Saved entries:
______________________________

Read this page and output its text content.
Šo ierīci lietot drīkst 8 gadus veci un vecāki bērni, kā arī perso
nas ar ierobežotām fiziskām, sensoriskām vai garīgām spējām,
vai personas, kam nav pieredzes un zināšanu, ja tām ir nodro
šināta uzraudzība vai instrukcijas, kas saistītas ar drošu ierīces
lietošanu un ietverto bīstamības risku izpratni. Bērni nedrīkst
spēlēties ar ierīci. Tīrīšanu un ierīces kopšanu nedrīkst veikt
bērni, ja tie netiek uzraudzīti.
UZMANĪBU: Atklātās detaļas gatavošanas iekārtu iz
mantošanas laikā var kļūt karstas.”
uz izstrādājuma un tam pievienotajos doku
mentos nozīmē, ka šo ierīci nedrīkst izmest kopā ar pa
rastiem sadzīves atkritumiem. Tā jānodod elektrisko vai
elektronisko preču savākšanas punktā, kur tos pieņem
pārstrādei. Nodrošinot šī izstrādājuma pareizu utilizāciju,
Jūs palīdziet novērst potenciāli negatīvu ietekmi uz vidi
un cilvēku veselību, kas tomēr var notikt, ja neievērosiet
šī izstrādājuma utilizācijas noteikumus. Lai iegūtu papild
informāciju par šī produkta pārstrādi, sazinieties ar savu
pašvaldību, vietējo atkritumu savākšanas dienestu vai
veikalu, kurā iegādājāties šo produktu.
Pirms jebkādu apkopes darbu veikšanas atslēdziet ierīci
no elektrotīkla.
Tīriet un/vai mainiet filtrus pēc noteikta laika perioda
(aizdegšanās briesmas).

______________________________

Filter the records down to the lines that contain the string "izstrādājuma", and copy those lines.

**ANSWER TO THIS PROBLEM:**
uz izstrādājuma un tam pievienotajos doku
pārstrādei. Nodrošinot šī izstrādājuma pareizu utilizāciju,
šī izstrādājuma utilizācijas noteikumus. Lai iegūtu papild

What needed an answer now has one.